» Tugas yang diminta
Salin seluruh kutipan berita tentang peringatan hakim kepada Djoko Tjandra tanpa mengubah satu kata atau tanda baca pun.

Hakim menekankan agar Djoko Tjandra datang dalam persidangan selanjutnya. Nazar memberikan kesempatan akhir bagi Djoko Tjandra untuk hadir di persidangan.
"Perlu dicatat ini kesempatan terakhir ya, kita tidak lagi menunggu-nunggu, dua minggu yang tidak hadir, mohon lagi, kapan selesainya. Sudah tiga kali diberikan kesempatan agar pemohon hadir ya. Kalau tidak hadir lagi kita lihat," kata Nazar.
"Majelis sudah mengingatkan agar pemohon supaya hadir pada dua minggu yang akan datang, kalau tidak hadir kita lihat persidangan mendatang," imbuh Nazar.

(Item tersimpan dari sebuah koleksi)

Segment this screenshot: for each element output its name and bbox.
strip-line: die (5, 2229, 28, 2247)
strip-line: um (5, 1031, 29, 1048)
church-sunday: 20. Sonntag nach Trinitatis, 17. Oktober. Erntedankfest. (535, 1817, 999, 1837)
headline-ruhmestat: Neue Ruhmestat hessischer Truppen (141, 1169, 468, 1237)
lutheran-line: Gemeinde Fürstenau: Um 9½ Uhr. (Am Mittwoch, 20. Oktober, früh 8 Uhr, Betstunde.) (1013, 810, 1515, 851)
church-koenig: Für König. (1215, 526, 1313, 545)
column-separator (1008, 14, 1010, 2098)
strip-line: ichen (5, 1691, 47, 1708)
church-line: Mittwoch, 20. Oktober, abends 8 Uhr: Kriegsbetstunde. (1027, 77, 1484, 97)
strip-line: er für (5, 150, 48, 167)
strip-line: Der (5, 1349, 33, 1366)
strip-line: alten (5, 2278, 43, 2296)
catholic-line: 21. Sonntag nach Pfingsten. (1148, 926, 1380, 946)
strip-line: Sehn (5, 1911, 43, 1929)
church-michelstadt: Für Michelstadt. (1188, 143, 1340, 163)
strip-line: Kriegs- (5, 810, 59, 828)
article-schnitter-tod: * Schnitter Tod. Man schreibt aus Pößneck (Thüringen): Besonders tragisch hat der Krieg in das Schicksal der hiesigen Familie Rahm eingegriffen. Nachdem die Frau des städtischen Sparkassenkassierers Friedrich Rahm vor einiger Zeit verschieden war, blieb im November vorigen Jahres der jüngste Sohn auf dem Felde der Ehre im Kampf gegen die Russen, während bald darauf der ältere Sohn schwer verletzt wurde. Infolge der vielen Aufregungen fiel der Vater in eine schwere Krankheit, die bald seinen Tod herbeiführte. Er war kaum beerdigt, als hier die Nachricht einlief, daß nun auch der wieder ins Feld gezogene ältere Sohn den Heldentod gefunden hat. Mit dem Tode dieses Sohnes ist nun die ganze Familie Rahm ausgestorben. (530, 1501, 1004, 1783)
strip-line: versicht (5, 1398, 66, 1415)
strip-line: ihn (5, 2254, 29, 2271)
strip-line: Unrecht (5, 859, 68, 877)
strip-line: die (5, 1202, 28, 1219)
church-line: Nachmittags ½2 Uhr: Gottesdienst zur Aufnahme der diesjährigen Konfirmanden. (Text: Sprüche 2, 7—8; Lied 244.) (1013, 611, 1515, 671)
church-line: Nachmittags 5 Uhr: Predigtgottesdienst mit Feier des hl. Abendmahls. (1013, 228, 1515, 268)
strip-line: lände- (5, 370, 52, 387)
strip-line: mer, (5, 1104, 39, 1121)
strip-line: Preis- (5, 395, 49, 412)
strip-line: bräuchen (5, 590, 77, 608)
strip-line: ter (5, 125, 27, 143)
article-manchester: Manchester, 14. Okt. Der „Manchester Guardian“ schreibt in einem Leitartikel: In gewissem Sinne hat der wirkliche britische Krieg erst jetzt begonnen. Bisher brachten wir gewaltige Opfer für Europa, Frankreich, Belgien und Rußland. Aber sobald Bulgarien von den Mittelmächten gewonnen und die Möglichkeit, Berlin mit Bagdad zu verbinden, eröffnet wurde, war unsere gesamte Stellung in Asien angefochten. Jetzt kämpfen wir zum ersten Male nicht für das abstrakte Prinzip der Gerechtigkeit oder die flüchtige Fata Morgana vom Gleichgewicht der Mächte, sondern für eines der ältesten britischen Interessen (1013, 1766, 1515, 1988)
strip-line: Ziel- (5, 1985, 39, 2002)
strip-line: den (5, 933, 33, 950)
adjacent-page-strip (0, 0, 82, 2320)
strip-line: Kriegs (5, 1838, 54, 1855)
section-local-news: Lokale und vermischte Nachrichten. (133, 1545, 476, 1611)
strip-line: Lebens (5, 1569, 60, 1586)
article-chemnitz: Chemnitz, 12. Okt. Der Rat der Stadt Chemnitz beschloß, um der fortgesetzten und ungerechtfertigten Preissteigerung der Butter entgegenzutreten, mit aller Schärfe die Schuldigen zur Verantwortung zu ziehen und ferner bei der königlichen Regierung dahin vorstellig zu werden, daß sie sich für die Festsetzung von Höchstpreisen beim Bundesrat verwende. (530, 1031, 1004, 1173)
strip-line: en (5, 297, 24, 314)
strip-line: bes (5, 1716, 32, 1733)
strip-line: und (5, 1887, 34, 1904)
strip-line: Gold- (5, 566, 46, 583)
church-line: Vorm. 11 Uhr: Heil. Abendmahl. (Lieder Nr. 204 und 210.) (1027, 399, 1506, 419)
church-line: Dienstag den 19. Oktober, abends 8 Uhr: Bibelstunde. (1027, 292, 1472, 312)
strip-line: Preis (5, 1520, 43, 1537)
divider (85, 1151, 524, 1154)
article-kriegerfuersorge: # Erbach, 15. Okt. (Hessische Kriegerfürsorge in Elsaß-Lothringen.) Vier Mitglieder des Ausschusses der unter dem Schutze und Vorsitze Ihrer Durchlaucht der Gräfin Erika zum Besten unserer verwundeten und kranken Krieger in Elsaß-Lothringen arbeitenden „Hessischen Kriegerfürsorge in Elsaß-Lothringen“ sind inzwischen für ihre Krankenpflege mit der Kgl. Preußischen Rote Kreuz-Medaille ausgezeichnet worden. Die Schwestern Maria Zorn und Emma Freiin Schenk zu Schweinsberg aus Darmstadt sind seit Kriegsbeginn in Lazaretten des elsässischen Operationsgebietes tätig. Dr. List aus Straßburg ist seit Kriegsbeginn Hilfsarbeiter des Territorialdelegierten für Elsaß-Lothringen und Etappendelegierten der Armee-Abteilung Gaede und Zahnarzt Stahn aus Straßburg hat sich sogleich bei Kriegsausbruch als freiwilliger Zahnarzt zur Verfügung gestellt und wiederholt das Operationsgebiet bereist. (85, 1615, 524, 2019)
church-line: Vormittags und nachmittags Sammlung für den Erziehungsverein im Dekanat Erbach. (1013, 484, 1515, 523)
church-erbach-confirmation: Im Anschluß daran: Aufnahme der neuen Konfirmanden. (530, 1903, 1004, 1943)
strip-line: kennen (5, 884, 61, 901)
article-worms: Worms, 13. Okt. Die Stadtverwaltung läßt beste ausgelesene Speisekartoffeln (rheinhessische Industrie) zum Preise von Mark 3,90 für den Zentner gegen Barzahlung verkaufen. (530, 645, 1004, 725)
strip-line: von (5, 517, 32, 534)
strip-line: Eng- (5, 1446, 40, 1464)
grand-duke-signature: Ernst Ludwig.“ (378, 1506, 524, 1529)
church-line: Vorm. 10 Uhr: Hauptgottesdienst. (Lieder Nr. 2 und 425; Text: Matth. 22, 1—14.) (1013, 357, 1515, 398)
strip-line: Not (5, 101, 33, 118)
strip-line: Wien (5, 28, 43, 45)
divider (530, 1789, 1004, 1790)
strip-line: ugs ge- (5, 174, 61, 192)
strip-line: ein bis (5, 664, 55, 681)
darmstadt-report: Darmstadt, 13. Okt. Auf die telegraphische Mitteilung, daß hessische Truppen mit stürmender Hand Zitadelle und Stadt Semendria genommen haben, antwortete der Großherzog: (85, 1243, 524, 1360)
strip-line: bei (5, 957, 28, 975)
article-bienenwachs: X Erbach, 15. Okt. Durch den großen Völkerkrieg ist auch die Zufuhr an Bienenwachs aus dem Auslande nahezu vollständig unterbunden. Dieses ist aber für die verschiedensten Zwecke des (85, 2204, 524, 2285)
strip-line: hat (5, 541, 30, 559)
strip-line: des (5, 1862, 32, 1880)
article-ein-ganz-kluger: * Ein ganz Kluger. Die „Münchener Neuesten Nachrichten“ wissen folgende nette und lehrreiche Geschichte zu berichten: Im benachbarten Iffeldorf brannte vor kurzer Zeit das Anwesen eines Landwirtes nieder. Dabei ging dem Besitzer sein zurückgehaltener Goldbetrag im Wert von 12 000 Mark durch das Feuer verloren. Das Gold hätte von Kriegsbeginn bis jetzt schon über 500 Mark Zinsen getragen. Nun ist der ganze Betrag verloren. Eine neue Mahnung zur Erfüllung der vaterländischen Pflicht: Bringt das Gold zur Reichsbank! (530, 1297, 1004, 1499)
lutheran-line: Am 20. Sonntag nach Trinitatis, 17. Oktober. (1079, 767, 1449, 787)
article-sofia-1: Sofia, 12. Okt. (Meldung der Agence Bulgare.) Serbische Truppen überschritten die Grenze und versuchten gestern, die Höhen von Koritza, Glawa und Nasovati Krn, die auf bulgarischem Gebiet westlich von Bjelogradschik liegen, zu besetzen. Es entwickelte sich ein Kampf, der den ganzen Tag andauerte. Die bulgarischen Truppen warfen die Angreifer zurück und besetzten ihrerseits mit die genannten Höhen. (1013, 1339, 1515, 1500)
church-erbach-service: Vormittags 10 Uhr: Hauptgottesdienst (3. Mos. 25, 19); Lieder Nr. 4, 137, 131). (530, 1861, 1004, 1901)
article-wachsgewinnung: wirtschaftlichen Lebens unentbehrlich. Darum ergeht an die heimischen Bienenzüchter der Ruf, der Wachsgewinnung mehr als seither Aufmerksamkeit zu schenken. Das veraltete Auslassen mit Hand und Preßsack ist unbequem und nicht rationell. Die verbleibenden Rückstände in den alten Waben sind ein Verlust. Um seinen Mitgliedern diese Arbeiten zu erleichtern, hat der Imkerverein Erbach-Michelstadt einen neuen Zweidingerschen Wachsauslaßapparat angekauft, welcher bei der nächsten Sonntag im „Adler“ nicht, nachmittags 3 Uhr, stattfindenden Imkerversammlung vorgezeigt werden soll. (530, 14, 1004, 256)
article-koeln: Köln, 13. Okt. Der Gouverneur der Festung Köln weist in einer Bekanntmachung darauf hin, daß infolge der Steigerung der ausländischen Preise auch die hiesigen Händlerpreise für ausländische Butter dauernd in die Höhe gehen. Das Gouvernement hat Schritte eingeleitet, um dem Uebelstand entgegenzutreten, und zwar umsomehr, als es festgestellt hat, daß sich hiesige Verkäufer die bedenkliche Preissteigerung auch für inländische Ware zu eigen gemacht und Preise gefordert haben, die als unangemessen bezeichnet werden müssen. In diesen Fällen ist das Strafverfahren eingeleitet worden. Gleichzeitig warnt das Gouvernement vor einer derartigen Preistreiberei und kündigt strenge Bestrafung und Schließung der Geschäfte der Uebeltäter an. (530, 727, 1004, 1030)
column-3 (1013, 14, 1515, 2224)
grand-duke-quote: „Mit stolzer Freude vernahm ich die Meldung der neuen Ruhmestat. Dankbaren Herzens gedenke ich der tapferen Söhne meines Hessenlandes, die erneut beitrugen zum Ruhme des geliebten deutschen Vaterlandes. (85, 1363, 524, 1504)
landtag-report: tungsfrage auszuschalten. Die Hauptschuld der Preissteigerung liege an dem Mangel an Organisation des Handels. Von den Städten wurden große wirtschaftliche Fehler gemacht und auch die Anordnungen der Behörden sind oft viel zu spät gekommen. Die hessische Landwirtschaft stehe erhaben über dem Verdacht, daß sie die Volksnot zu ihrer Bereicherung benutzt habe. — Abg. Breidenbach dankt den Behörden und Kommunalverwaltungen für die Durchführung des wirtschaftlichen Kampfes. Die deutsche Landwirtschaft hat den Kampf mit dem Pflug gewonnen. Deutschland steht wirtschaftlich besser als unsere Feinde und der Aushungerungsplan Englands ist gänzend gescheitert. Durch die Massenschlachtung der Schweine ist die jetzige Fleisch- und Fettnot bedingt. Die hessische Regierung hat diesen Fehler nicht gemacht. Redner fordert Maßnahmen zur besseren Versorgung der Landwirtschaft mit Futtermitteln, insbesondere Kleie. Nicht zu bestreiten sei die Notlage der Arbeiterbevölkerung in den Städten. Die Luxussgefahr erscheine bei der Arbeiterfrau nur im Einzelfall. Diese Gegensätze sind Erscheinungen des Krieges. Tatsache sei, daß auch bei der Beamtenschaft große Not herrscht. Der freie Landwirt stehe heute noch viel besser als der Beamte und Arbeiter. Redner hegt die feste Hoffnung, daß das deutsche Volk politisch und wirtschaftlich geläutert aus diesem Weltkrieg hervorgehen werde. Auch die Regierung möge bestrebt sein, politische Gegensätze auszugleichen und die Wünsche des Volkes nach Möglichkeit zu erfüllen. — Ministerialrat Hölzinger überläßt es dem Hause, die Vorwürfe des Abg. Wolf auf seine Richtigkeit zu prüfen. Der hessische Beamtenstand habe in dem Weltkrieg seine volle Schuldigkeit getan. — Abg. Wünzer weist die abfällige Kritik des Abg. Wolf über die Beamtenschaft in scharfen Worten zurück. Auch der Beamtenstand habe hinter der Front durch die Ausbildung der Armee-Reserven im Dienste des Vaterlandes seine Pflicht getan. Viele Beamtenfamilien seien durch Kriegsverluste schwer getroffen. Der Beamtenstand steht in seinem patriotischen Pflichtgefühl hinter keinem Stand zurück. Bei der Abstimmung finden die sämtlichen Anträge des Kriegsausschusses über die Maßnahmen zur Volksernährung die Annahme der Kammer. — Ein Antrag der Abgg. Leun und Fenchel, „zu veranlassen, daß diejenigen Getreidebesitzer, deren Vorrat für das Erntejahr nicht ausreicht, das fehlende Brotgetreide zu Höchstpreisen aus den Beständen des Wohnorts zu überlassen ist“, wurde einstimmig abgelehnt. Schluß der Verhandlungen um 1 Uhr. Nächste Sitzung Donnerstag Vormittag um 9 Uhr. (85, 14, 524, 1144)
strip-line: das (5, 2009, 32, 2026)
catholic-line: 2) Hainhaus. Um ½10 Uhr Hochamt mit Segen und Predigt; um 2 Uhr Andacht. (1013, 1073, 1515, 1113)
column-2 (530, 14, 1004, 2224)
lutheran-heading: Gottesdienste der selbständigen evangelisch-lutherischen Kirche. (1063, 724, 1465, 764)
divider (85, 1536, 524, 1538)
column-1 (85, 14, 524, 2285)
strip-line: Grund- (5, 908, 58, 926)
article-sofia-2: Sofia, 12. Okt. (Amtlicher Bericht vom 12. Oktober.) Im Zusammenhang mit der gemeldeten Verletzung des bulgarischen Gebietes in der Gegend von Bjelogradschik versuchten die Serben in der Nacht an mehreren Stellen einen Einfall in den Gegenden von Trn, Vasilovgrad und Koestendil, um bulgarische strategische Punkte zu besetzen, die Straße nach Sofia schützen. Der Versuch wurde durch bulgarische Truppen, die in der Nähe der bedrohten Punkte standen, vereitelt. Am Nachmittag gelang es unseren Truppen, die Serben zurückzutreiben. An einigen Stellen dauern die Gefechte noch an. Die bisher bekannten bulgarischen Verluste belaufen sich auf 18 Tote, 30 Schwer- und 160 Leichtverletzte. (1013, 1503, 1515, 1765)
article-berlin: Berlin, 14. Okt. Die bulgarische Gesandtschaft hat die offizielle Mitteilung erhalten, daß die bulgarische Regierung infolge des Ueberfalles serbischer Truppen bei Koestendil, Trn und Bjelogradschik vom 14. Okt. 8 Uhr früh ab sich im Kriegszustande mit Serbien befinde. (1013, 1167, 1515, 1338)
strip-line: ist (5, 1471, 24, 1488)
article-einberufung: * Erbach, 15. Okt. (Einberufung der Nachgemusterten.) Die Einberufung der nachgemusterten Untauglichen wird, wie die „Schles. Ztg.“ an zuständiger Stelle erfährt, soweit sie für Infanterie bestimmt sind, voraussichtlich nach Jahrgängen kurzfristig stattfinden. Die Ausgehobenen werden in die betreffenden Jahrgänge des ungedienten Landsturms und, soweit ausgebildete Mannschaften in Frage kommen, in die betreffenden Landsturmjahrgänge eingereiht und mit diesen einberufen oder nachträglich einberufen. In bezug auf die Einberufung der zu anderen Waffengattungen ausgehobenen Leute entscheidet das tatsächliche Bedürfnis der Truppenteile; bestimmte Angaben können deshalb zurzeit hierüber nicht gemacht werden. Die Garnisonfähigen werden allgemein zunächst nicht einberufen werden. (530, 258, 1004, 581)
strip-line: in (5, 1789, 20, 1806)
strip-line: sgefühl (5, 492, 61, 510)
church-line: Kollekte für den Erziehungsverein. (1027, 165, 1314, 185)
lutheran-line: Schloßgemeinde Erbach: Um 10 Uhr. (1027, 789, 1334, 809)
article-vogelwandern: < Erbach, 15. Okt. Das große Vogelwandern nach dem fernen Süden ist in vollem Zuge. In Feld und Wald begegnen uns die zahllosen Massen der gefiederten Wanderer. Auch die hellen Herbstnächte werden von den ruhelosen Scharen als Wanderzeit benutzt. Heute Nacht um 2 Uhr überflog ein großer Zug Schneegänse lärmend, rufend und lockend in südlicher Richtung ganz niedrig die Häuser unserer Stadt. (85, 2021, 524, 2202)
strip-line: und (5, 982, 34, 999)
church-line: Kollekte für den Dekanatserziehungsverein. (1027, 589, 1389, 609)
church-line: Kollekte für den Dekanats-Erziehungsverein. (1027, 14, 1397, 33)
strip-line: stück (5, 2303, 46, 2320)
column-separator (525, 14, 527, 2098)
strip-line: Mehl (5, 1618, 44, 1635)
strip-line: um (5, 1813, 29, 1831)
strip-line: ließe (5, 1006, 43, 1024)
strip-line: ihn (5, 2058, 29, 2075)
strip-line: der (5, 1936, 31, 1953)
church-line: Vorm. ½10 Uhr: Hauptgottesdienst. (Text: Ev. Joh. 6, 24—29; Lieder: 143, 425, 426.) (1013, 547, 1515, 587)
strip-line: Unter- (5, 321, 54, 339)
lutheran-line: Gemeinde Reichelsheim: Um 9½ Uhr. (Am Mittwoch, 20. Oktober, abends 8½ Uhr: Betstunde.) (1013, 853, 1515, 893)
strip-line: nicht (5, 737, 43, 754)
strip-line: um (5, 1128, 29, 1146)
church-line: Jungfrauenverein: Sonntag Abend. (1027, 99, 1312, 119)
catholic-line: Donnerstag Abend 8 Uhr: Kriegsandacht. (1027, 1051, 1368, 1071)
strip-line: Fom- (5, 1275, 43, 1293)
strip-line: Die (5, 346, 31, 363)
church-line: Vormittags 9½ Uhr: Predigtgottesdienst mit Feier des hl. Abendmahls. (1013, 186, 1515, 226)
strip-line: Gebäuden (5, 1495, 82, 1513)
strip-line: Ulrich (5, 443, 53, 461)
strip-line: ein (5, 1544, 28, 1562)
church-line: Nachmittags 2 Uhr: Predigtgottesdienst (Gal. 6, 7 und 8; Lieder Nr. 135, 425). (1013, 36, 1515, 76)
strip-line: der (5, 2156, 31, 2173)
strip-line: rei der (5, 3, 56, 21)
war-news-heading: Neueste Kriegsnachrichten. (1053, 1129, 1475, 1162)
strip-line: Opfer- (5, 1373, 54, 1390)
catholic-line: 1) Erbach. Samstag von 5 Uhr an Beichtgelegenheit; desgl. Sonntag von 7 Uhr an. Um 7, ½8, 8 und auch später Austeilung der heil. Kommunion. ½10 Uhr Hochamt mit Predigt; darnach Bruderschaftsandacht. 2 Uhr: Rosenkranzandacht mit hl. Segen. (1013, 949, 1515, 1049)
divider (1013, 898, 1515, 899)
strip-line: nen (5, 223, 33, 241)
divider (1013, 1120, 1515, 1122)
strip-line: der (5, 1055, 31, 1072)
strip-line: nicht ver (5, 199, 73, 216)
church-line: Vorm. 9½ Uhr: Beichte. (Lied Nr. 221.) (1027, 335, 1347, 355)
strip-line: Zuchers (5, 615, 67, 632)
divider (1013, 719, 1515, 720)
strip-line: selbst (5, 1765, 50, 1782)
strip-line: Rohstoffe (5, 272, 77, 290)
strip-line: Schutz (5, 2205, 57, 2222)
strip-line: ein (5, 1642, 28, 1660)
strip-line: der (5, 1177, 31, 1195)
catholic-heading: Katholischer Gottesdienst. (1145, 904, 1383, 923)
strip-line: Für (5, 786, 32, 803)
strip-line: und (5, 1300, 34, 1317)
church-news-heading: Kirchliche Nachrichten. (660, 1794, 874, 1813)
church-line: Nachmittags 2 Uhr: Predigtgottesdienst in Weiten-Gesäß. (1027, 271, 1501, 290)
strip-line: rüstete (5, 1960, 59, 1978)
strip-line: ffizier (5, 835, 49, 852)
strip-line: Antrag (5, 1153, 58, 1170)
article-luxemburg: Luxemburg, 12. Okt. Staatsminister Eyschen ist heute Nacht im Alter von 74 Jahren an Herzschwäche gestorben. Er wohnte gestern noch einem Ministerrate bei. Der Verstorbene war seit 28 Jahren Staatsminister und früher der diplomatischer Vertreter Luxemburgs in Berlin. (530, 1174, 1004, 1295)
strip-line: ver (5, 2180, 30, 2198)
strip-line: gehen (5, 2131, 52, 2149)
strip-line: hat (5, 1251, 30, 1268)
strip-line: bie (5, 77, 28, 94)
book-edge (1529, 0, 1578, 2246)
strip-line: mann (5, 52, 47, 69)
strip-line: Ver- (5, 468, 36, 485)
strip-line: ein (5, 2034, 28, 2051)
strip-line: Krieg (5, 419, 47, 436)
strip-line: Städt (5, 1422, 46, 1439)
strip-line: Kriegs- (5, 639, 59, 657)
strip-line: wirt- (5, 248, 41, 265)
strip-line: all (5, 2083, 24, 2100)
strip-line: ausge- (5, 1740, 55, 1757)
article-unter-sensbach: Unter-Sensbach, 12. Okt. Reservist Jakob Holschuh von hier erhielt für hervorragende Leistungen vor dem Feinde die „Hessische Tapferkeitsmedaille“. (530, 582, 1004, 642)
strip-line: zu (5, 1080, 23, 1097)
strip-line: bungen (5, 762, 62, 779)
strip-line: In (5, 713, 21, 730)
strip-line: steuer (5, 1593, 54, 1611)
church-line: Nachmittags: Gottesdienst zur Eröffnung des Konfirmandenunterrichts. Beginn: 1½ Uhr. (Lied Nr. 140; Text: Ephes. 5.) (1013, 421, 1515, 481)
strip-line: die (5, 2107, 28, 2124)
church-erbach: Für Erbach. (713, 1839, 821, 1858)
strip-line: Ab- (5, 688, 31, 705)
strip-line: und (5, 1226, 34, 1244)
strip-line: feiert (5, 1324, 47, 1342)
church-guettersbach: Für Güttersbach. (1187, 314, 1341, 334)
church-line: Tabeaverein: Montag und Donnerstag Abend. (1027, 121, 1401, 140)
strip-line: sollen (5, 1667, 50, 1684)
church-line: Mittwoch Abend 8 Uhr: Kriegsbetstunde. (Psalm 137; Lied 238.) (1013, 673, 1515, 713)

» Jawaban tertulis
Hakim menekankan agar Djoko Tjandra datang dalam persidangan selanjutnya. Nazar memberikan kesempatan akhir bagi Djoko Tjandra untuk hadir di persidangan.
"Perlu dicatat ini kesempatan terakhir ya, kita tidak lagi menunggu-nunggu, dua minggu yang tidak hadir, mohon lagi, kapan selesainya. Sudah tiga kali diberikan kesempatan agar pemohon hadir ya. Kalau tidak hadir lagi kita lihat," kata Nazar.
"Majelis sudah mengingatkan agar pemohon supaya hadir pada dua minggu yang akan datang, kalau tidak hadir kita lihat persidangan mendatang," imbuh Nazar.